-- Begin --

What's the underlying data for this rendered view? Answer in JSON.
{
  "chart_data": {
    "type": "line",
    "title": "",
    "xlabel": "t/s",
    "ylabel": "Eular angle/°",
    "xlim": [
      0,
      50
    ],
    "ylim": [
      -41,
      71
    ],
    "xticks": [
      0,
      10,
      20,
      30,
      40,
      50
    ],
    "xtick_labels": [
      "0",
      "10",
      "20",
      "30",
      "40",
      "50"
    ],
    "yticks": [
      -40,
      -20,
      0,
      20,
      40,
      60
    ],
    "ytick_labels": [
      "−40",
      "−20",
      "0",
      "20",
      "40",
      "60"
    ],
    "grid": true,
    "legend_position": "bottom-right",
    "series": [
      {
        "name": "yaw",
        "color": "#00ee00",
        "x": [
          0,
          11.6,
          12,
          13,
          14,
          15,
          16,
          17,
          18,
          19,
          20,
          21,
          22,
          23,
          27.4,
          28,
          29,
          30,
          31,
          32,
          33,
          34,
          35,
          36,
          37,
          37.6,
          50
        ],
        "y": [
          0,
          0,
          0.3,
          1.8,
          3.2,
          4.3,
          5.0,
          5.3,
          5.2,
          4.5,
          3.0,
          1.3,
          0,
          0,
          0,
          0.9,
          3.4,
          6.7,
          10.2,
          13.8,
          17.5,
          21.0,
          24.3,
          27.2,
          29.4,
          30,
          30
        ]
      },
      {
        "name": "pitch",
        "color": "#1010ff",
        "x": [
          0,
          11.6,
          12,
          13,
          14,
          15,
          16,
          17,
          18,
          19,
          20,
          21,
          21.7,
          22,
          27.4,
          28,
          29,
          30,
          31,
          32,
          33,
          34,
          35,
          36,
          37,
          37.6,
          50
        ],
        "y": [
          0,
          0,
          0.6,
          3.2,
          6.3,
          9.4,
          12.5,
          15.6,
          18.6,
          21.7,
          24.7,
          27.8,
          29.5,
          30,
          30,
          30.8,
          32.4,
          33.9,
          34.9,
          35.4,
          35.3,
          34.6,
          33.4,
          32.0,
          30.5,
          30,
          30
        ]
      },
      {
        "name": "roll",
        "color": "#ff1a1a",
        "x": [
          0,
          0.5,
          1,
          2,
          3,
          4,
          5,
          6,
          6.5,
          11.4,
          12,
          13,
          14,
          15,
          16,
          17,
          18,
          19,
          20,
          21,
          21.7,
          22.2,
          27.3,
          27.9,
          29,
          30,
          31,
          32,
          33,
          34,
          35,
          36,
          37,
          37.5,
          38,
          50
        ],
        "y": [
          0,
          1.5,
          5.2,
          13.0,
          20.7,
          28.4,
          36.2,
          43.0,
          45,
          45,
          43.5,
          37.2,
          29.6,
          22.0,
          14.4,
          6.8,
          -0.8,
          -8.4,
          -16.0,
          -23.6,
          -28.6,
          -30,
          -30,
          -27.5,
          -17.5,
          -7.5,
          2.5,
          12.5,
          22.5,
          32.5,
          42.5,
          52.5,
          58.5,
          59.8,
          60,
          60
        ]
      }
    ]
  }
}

-- End --

▶ **Aim**: Copy out every line from the material above in which the word "color" appears.

▶ **Result of the exercise**:
        "color": "#00ee00",
        "color": "#1010ff",
        "color": "#ff1a1a",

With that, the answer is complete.